Prompt
Check every line for the word "Quebec" and state how many lines have it. Reply with the number alone.
○ ○ ○ ○ ○ ○ ○
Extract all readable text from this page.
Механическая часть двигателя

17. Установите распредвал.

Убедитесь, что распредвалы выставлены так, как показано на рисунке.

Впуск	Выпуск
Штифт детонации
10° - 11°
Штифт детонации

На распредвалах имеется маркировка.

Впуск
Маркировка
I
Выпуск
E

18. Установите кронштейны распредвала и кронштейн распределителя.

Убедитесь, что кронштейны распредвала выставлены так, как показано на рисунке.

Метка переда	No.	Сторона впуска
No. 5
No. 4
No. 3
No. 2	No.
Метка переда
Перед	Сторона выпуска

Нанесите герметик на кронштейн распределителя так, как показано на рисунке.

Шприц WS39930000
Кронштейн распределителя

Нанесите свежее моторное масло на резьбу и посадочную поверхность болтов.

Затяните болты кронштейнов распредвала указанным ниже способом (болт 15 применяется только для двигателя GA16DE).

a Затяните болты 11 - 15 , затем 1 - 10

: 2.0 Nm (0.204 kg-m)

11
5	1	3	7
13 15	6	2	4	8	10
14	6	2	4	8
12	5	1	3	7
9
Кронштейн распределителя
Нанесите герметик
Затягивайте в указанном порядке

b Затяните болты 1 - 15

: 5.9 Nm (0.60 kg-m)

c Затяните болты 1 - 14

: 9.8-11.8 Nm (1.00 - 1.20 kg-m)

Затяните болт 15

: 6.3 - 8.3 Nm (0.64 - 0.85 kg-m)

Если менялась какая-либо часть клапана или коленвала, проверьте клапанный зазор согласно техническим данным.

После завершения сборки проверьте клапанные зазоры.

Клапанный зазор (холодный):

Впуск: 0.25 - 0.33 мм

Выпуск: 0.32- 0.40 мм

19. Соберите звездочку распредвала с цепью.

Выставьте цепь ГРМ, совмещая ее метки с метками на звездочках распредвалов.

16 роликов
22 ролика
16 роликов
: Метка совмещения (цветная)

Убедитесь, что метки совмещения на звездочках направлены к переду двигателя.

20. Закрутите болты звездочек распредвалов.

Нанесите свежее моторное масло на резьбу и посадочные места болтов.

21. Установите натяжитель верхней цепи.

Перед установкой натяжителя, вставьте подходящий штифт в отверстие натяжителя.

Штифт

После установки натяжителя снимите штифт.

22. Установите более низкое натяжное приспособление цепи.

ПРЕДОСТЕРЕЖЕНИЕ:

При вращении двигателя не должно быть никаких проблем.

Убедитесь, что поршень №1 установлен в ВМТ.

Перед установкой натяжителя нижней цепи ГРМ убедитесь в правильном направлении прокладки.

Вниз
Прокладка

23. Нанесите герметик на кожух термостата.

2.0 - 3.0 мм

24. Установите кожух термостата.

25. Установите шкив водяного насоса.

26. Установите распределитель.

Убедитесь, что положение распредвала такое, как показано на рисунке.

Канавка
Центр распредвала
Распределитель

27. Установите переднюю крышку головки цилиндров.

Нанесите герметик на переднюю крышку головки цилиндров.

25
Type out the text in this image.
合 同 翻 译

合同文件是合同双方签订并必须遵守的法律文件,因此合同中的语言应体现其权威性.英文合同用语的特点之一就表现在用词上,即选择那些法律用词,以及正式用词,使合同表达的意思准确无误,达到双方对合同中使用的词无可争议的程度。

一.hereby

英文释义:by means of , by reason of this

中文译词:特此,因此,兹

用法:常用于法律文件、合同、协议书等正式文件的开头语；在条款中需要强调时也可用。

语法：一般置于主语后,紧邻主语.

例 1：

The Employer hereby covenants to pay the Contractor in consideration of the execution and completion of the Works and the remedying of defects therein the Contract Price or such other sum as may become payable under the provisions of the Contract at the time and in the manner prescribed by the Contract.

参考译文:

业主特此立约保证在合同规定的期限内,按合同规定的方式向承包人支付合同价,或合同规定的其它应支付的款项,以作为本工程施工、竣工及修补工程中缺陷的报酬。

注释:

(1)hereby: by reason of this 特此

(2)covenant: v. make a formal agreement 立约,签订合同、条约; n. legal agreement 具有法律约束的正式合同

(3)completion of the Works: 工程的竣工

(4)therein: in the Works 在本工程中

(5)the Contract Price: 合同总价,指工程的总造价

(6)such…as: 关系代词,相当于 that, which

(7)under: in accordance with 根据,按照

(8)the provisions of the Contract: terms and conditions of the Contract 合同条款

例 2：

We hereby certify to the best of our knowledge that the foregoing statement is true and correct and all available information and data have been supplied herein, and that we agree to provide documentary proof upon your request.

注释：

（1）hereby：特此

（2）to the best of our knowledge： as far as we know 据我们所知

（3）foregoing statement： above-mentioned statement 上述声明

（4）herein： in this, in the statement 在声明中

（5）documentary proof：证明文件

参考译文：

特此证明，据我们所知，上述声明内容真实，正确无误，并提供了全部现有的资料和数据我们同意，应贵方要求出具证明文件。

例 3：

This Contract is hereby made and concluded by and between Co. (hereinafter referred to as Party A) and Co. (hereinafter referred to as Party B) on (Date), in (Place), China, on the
○ ○ ○ ○ ○ ○ ○
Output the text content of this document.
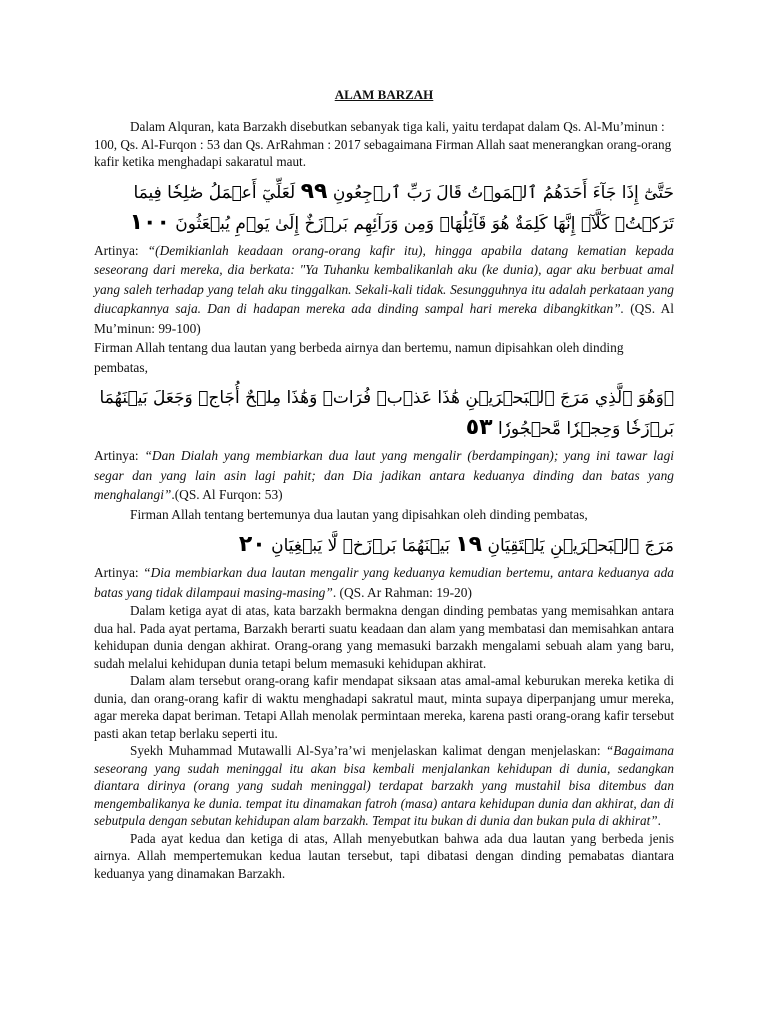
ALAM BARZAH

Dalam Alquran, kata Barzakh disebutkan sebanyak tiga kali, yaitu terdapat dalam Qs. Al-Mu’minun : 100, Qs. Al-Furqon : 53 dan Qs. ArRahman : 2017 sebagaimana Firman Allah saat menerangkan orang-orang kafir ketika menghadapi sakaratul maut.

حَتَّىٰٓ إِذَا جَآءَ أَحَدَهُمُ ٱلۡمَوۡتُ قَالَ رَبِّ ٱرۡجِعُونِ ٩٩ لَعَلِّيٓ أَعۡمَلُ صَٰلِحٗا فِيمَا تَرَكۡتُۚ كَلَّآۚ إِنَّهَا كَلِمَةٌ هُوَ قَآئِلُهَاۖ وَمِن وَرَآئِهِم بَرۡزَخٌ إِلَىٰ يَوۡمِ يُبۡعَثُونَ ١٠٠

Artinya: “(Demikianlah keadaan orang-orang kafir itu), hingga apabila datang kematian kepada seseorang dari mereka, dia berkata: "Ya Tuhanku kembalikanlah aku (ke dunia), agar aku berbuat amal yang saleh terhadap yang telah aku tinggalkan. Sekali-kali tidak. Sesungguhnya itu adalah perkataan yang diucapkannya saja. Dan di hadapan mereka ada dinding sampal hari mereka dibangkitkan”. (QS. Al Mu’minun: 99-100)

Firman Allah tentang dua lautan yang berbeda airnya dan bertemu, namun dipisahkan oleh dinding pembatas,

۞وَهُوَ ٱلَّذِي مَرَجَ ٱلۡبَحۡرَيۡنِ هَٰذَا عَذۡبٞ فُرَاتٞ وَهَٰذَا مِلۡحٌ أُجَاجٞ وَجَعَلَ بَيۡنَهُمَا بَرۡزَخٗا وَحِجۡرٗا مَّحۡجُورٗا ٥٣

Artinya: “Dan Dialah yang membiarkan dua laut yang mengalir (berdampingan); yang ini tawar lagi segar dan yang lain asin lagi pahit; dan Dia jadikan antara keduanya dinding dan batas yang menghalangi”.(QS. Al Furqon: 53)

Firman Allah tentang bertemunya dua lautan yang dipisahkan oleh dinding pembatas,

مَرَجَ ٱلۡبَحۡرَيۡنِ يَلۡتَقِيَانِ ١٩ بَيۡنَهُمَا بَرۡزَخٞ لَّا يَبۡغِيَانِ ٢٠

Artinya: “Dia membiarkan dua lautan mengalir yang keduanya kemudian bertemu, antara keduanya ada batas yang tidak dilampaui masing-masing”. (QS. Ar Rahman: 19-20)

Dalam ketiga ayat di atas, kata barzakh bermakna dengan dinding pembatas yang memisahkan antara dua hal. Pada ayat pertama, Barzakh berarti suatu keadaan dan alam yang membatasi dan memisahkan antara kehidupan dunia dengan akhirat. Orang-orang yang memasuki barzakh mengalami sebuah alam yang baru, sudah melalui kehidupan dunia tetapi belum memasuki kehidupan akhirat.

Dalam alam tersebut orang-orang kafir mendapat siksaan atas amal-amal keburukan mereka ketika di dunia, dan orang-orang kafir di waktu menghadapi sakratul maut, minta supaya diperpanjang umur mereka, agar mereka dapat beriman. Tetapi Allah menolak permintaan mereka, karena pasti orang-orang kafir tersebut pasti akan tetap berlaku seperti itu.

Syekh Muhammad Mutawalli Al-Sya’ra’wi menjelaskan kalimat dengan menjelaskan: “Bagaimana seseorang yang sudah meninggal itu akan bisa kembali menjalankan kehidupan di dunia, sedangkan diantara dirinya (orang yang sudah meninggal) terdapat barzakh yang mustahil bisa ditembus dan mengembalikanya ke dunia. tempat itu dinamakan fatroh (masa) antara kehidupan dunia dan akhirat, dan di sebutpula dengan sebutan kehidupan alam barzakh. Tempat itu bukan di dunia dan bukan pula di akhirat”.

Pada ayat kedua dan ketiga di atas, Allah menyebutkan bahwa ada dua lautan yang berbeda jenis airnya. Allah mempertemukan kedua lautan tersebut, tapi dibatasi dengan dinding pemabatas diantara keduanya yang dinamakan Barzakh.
○ ○ ○ ○ ○ ○ ○
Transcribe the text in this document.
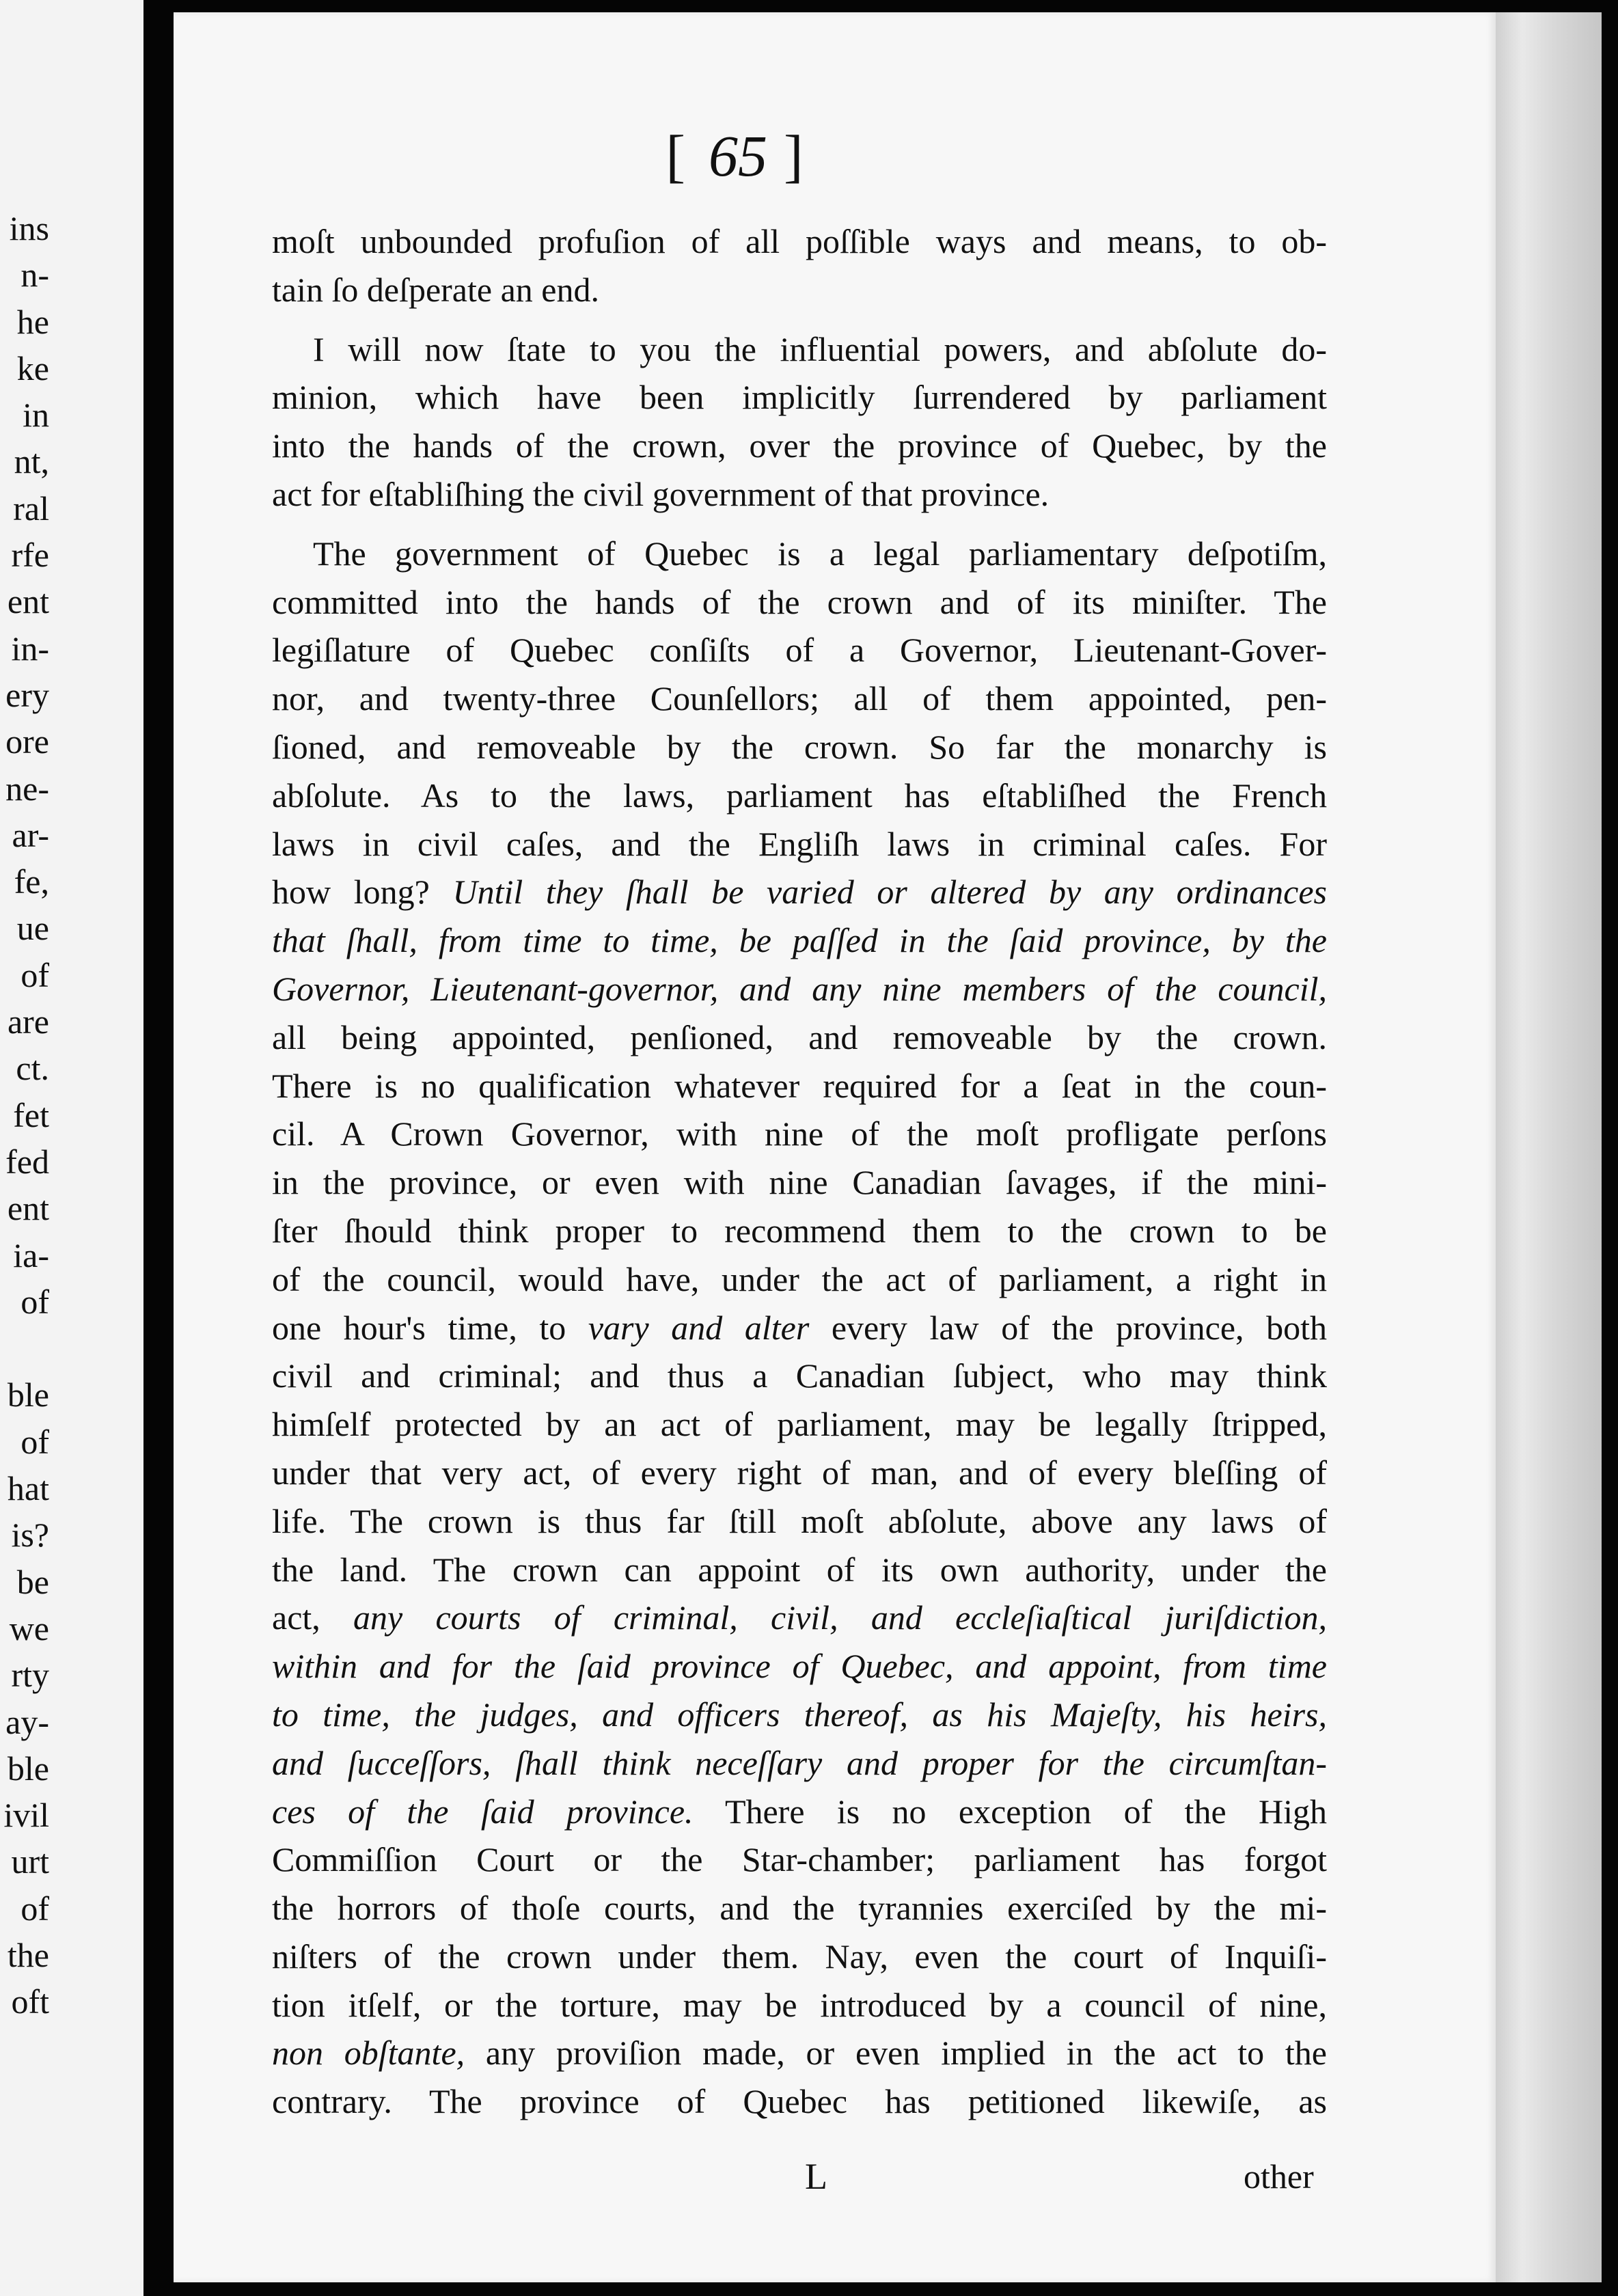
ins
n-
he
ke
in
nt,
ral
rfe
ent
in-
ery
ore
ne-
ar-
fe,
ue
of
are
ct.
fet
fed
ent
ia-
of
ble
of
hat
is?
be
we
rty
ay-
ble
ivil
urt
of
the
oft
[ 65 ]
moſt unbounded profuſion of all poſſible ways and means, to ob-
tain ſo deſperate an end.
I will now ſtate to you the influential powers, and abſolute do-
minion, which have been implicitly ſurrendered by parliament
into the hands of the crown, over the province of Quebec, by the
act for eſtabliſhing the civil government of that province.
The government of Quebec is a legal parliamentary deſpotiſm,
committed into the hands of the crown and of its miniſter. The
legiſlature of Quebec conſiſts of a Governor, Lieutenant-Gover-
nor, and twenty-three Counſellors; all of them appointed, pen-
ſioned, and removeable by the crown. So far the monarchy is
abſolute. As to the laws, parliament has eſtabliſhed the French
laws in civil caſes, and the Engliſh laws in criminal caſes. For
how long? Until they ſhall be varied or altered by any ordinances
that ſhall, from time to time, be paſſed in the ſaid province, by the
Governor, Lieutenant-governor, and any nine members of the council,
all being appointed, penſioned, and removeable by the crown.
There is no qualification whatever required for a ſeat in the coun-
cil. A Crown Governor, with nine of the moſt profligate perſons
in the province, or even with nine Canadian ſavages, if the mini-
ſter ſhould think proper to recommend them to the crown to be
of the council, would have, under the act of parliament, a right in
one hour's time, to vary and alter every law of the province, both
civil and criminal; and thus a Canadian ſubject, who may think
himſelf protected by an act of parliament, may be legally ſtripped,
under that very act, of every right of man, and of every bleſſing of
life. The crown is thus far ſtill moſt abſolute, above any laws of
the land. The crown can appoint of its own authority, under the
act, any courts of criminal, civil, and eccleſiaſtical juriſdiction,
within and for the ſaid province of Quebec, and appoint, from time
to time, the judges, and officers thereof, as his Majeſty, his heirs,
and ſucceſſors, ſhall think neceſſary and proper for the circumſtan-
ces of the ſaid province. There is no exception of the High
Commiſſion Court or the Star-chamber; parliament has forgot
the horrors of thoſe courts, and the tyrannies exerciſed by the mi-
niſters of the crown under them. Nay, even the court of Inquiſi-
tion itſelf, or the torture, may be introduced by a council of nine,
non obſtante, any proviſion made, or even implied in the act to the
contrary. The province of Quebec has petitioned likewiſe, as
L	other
○ ○ ○ ○ ○ ○ ○
Full answer
5